Data items:

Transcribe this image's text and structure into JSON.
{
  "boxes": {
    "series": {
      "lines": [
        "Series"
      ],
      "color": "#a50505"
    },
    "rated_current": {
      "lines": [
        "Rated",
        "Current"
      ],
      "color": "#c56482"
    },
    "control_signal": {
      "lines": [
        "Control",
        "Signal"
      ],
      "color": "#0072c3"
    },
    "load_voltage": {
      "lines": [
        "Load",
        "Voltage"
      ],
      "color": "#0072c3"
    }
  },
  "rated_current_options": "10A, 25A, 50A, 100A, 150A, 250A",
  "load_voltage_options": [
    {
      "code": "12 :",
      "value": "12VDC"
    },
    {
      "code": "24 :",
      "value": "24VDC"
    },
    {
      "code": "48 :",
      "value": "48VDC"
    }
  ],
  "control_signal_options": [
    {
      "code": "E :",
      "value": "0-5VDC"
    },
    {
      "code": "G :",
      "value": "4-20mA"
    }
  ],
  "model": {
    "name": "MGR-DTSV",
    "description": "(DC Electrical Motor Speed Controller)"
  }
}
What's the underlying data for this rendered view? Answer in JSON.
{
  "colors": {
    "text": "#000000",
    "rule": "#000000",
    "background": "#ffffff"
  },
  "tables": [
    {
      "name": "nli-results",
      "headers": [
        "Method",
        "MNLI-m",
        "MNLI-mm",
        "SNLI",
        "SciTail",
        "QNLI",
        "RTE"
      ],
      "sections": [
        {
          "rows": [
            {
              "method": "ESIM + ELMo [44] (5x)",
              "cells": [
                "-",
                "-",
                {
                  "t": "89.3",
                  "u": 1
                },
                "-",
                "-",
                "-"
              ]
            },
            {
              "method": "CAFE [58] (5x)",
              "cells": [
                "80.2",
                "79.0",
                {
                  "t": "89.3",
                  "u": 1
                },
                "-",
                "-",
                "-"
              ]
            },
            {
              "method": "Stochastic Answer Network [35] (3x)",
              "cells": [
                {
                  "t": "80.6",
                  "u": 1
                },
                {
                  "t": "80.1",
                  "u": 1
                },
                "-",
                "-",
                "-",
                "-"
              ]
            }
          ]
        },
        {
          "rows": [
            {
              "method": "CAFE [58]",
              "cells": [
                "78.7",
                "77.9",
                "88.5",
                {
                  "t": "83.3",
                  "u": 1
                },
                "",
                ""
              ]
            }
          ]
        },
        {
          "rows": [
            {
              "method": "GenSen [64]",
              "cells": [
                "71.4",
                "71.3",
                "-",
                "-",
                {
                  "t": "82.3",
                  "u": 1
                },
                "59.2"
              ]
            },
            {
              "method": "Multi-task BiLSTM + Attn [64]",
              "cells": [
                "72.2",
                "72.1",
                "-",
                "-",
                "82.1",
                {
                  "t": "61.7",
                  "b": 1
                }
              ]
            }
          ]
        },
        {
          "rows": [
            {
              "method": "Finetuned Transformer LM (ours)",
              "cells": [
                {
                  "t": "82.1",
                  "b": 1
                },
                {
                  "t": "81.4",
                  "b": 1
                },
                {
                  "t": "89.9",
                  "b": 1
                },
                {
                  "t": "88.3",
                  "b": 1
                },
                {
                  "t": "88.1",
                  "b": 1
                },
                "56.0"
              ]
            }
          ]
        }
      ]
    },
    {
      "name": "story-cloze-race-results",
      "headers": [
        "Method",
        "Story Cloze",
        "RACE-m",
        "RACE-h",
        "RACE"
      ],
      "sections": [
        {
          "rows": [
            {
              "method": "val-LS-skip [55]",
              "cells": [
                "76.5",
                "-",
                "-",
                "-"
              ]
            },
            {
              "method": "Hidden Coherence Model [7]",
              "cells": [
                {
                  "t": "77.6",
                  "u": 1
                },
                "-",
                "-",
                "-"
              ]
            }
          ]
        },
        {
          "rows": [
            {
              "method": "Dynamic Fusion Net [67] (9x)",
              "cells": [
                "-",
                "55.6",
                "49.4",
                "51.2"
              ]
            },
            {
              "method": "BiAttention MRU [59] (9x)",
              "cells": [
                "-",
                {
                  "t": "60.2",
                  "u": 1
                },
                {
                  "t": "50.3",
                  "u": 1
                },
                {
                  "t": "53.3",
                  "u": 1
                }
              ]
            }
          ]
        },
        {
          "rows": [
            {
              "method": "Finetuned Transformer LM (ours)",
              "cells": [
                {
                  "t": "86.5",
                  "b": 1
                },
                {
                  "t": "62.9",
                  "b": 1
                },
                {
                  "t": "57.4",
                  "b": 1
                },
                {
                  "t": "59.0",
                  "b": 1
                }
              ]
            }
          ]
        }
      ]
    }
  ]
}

TASK TO COMPLETE:
Every record above should be output exactly.

RESULT OF THIS EXERCISE:
Transcribe this image's text and structure into JSON.
{
  "boxes": {
    "series": {
      "lines": [
        "Series"
      ],
      "color": "#a50505"
    },
    "rated_current": {
      "lines": [
        "Rated",
        "Current"
      ],
      "color": "#c56482"
    },
    "control_signal": {
      "lines": [
        "Control",
        "Signal"
      ],
      "color": "#0072c3"
    },
    "load_voltage": {
      "lines": [
        "Load",
        "Voltage"
      ],
      "color": "#0072c3"
    }
  },
  "rated_current_options": "10A, 25A, 50A, 100A, 150A, 250A",
  "load_voltage_options": [
    {
      "code": "12 :",
      "value": "12VDC"
    },
    {
      "code": "24 :",
      "value": "24VDC"
    },
    {
      "code": "48 :",
      "value": "48VDC"
    }
  ],
  "control_signal_options": [
    {
      "code": "E :",
      "value": "0-5VDC"
    },
    {
      "code": "G :",
      "value": "4-20mA"
    }
  ],
  "model": {
    "name": "MGR-DTSV",
    "description": "(DC Electrical Motor Speed Controller)"
  }
}
What's the underlying data for this rendered view? Answer in JSON.
{
  "colors": {
    "text": "#000000",
    "rule": "#000000",
    "background": "#ffffff"
  },
  "tables": [
    {
      "name": "nli-results",
      "headers": [
        "Method",
        "MNLI-m",
        "MNLI-mm",
        "SNLI",
        "SciTail",
        "QNLI",
        "RTE"
      ],
      "sections": [
        {
          "rows": [
            {
              "method": "ESIM + ELMo [44] (5x)",
              "cells": [
                "-",
                "-",
                {
                  "t": "89.3",
                  "u": 1
                },
                "-",
                "-",
                "-"
              ]
            },
            {
              "method": "CAFE [58] (5x)",
              "cells": [
                "80.2",
                "79.0",
                {
                  "t": "89.3",
                  "u": 1
                },
                "-",
                "-",
                "-"
              ]
            },
            {
              "method": "Stochastic Answer Network [35] (3x)",
              "cells": [
                {
                  "t": "80.6",
                  "u": 1
                },
                {
                  "t": "80.1",
                  "u": 1
                },
                "-",
                "-",
                "-",
                "-"
              ]
            }
          ]
        },
        {
          "rows": [
            {
              "method": "CAFE [58]",
              "cells": [
                "78.7",
                "77.9",
                "88.5",
                {
                  "t": "83.3",
                  "u": 1
                },
                "",
                ""
              ]
            }
          ]
        },
        {
          "rows": [
            {
              "method": "GenSen [64]",
              "cells": [
                "71.4",
                "71.3",
                "-",
                "-",
                {
                  "t": "82.3",
                  "u": 1
                },
                "59.2"
              ]
            },
            {
              "method": "Multi-task BiLSTM + Attn [64]",
              "cells": [
                "72.2",
                "72.1",
                "-",
                "-",
                "82.1",
                {
                  "t": "61.7",
                  "b": 1
                }
              ]
            }
          ]
        },
        {
          "rows": [
            {
              "method": "Finetuned Transformer LM (ours)",
              "cells": [
                {
                  "t": "82.1",
                  "b": 1
                },
                {
                  "t": "81.4",
                  "b": 1
                },
                {
                  "t": "89.9",
                  "b": 1
                },
                {
                  "t": "88.3",
                  "b": 1
                },
                {
                  "t": "88.1",
                  "b": 1
                },
                "56.0"
              ]
            }
          ]
        }
      ]
    },
    {
      "name": "story-cloze-race-results",
      "headers": [
        "Method",
        "Story Cloze",
        "RACE-m",
        "RACE-h",
        "RACE"
      ],
      "sections": [
        {
          "rows": [
            {
              "method": "val-LS-skip [55]",
              "cells": [
                "76.5",
                "-",
                "-",
                "-"
              ]
            },
            {
              "method": "Hidden Coherence Model [7]",
              "cells": [
                {
                  "t": "77.6",
                  "u": 1
                },
                "-",
                "-",
                "-"
              ]
            }
          ]
        },
        {
          "rows": [
            {
              "method": "Dynamic Fusion Net [67] (9x)",
              "cells": [
                "-",
                "55.6",
                "49.4",
                "51.2"
              ]
            },
            {
              "method": "BiAttention MRU [59] (9x)",
              "cells": [
                "-",
                {
                  "t": "60.2",
                  "u": 1
                },
                {
                  "t": "50.3",
                  "u": 1
                },
                {
                  "t": "53.3",
                  "u": 1
                }
              ]
            }
          ]
        },
        {
          "rows": [
            {
              "method": "Finetuned Transformer LM (ours)",
              "cells": [
                {
                  "t": "86.5",
                  "b": 1
                },
                {
                  "t": "62.9",
                  "b": 1
                },
                {
                  "t": "57.4",
                  "b": 1
                },
                {
                  "t": "59.0",
                  "b": 1
                }
              ]
            }
          ]
        }
      ]
    }
  ]
}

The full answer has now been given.